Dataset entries
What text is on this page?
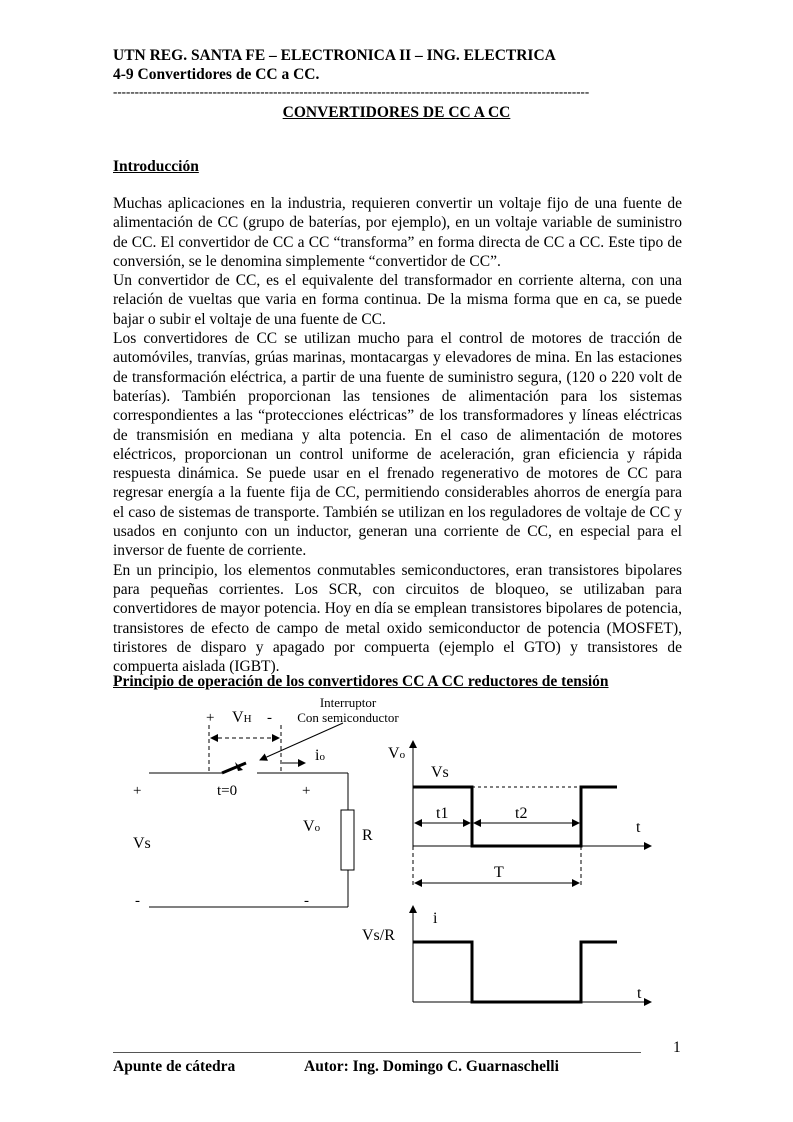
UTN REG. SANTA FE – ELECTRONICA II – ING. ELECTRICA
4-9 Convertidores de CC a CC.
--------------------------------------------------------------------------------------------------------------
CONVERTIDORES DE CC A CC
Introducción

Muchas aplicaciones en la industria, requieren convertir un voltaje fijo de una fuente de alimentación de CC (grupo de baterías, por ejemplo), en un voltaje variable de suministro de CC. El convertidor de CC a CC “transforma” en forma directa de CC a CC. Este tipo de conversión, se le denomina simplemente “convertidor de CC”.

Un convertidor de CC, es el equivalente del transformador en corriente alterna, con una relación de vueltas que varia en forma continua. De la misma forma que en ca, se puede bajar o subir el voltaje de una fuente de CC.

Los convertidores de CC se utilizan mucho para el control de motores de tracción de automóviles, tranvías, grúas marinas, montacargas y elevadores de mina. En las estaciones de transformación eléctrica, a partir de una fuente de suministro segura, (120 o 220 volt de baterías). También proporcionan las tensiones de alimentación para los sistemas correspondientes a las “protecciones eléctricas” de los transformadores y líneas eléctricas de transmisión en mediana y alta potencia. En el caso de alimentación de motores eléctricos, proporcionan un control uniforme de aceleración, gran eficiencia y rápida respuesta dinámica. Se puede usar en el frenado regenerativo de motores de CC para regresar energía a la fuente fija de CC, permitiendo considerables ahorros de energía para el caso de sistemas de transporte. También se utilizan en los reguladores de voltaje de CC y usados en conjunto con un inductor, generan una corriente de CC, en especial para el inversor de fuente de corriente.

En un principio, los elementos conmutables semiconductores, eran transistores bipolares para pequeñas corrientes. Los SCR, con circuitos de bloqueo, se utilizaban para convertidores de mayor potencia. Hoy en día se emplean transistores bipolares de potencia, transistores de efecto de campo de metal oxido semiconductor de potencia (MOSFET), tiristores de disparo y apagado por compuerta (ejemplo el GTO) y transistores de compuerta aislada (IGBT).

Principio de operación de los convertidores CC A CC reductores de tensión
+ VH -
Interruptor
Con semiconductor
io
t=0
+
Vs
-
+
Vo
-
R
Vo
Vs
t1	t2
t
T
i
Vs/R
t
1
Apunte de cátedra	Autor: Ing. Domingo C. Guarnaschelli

### Prompt
Write out every line from the entries where "semiconductor" appears.

### Problem solution
En un principio, los elementos conmutables semiconductores, eran transistores bipolares para pequeñas corrientes. Los SCR, con circuitos de bloqueo, se utilizaban para convertidores de mayor potencia. Hoy en día se emplean transistores bipolares de potencia, transistores de efecto de campo de metal oxido semiconductor de potencia (MOSFET), tiristores de disparo y apagado por compuerta (ejemplo el GTO) y transistores de compuerta aislada (IGBT).
Con semiconductor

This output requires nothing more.